GIVEN INSTRUCTION
Repeat the material exactly as it appears.

______________________________

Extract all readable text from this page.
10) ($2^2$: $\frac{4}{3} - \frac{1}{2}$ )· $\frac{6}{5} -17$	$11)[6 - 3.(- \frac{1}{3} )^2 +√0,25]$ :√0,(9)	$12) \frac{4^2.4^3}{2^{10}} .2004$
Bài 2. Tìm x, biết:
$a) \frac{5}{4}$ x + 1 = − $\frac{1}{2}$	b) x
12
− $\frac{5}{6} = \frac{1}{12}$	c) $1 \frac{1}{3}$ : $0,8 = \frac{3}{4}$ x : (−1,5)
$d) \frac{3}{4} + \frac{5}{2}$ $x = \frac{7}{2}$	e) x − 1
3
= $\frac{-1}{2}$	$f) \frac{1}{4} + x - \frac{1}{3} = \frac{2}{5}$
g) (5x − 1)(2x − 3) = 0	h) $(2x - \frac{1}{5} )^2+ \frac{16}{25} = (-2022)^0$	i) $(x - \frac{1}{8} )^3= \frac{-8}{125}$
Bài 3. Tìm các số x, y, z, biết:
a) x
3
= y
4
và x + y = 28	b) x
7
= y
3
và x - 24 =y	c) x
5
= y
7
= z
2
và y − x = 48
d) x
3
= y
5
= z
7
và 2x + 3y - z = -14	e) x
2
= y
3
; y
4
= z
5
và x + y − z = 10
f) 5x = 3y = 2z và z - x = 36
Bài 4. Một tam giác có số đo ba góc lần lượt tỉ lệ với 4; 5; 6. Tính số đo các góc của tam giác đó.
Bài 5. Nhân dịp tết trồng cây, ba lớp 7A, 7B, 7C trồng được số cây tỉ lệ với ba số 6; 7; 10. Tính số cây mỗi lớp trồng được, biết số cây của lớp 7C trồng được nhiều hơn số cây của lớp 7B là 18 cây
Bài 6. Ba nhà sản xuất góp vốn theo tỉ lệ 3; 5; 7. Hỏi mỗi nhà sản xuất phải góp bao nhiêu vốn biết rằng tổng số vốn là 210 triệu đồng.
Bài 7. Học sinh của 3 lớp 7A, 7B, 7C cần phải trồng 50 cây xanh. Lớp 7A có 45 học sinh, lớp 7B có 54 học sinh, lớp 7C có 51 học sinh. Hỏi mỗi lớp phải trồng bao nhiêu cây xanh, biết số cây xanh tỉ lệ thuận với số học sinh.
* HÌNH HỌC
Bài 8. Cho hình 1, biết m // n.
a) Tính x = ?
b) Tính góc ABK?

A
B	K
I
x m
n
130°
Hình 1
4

______________________________

TASK OUTPUT
Extract all readable text from this page.
10) ($2^2$: $\frac{4}{3} - \frac{1}{2}$ )· $\frac{6}{5} -17$	$11)[6 - 3.(- \frac{1}{3} )^2 +√0,25]$ :√0,(9)	$12) \frac{4^2.4^3}{2^{10}} .2004$
Bài 2. Tìm x, biết:
$a) \frac{5}{4}$ x + 1 = − $\frac{1}{2}$	b) x
12
− $\frac{5}{6} = \frac{1}{12}$	c) $1 \frac{1}{3}$ : $0,8 = \frac{3}{4}$ x : (−1,5)
$d) \frac{3}{4} + \frac{5}{2}$ $x = \frac{7}{2}$	e) x − 1
3
= $\frac{-1}{2}$	$f) \frac{1}{4} + x - \frac{1}{3} = \frac{2}{5}$
g) (5x − 1)(2x − 3) = 0	h) $(2x - \frac{1}{5} )^2+ \frac{16}{25} = (-2022)^0$	i) $(x - \frac{1}{8} )^3= \frac{-8}{125}$
Bài 3. Tìm các số x, y, z, biết:
a) x
3
= y
4
và x + y = 28	b) x
7
= y
3
và x - 24 =y	c) x
5
= y
7
= z
2
và y − x = 48
d) x
3
= y
5
= z
7
và 2x + 3y - z = -14	e) x
2
= y
3
; y
4
= z
5
và x + y − z = 10
f) 5x = 3y = 2z và z - x = 36
Bài 4. Một tam giác có số đo ba góc lần lượt tỉ lệ với 4; 5; 6. Tính số đo các góc của tam giác đó.
Bài 5. Nhân dịp tết trồng cây, ba lớp 7A, 7B, 7C trồng được số cây tỉ lệ với ba số 6; 7; 10. Tính số cây mỗi lớp trồng được, biết số cây của lớp 7C trồng được nhiều hơn số cây của lớp 7B là 18 cây
Bài 6. Ba nhà sản xuất góp vốn theo tỉ lệ 3; 5; 7. Hỏi mỗi nhà sản xuất phải góp bao nhiêu vốn biết rằng tổng số vốn là 210 triệu đồng.
Bài 7. Học sinh của 3 lớp 7A, 7B, 7C cần phải trồng 50 cây xanh. Lớp 7A có 45 học sinh, lớp 7B có 54 học sinh, lớp 7C có 51 học sinh. Hỏi mỗi lớp phải trồng bao nhiêu cây xanh, biết số cây xanh tỉ lệ thuận với số học sinh.
* HÌNH HỌC
Bài 8. Cho hình 1, biết m // n.
a) Tính x = ?
b) Tính góc ABK?

A
B	K
I
x m
n
130°
Hình 1
4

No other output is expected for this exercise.